What is asked
You are to retype all of the data exactly as it appears.

Records for the task
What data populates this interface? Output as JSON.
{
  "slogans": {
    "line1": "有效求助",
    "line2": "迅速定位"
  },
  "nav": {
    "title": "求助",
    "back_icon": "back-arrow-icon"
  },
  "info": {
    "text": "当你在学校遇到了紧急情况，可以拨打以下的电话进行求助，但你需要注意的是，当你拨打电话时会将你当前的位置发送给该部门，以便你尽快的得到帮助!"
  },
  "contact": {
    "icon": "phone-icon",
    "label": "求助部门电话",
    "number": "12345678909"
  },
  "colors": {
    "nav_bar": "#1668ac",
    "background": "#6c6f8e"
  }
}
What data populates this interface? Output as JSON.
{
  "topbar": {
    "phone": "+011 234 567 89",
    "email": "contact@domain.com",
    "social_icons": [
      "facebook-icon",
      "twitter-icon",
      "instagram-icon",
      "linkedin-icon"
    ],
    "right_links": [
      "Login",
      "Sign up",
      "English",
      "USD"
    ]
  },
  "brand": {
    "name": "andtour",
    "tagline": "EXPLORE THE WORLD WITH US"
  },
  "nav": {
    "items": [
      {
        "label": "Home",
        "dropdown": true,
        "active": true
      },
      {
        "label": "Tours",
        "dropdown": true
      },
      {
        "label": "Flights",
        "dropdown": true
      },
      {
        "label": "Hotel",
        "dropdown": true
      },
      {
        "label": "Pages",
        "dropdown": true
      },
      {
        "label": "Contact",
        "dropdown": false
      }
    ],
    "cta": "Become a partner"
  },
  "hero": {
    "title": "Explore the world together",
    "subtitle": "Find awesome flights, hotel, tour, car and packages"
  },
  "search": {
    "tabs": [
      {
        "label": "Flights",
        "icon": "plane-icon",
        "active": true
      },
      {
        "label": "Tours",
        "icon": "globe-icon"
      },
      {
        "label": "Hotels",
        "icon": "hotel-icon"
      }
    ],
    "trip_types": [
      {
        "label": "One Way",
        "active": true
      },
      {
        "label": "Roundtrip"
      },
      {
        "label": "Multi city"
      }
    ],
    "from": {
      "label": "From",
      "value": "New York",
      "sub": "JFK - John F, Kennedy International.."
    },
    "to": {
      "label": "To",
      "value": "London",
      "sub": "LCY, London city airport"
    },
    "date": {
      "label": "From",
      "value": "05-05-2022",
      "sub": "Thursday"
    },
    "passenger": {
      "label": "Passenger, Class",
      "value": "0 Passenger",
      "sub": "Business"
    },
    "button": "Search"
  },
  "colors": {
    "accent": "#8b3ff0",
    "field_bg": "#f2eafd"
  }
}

Reply to the task
What data populates this interface? Output as JSON.
{
  "slogans": {
    "line1": "有效求助",
    "line2": "迅速定位"
  },
  "nav": {
    "title": "求助",
    "back_icon": "back-arrow-icon"
  },
  "info": {
    "text": "当你在学校遇到了紧急情况，可以拨打以下的电话进行求助，但你需要注意的是，当你拨打电话时会将你当前的位置发送给该部门，以便你尽快的得到帮助!"
  },
  "contact": {
    "icon": "phone-icon",
    "label": "求助部门电话",
    "number": "12345678909"
  },
  "colors": {
    "nav_bar": "#1668ac",
    "background": "#6c6f8e"
  }
}
What data populates this interface? Output as JSON.
{
  "topbar": {
    "phone": "+011 234 567 89",
    "email": "contact@domain.com",
    "social_icons": [
      "facebook-icon",
      "twitter-icon",
      "instagram-icon",
      "linkedin-icon"
    ],
    "right_links": [
      "Login",
      "Sign up",
      "English",
      "USD"
    ]
  },
  "brand": {
    "name": "andtour",
    "tagline": "EXPLORE THE WORLD WITH US"
  },
  "nav": {
    "items": [
      {
        "label": "Home",
        "dropdown": true,
        "active": true
      },
      {
        "label": "Tours",
        "dropdown": true
      },
      {
        "label": "Flights",
        "dropdown": true
      },
      {
        "label": "Hotel",
        "dropdown": true
      },
      {
        "label": "Pages",
        "dropdown": true
      },
      {
        "label": "Contact",
        "dropdown": false
      }
    ],
    "cta": "Become a partner"
  },
  "hero": {
    "title": "Explore the world together",
    "subtitle": "Find awesome flights, hotel, tour, car and packages"
  },
  "search": {
    "tabs": [
      {
        "label": "Flights",
        "icon": "plane-icon",
        "active": true
      },
      {
        "label": "Tours",
        "icon": "globe-icon"
      },
      {
        "label": "Hotels",
        "icon": "hotel-icon"
      }
    ],
    "trip_types": [
      {
        "label": "One Way",
        "active": true
      },
      {
        "label": "Roundtrip"
      },
      {
        "label": "Multi city"
      }
    ],
    "from": {
      "label": "From",
      "value": "New York",
      "sub": "JFK - John F, Kennedy International.."
    },
    "to": {
      "label": "To",
      "value": "London",
      "sub": "LCY, London city airport"
    },
    "date": {
      "label": "From",
      "value": "05-05-2022",
      "sub": "Thursday"
    },
    "passenger": {
      "label": "Passenger, Class",
      "value": "0 Passenger",
      "sub": "Business"
    },
    "button": "Search"
  },
  "colors": {
    "accent": "#8b3ff0",
    "field_bg": "#f2eafd"
  }
}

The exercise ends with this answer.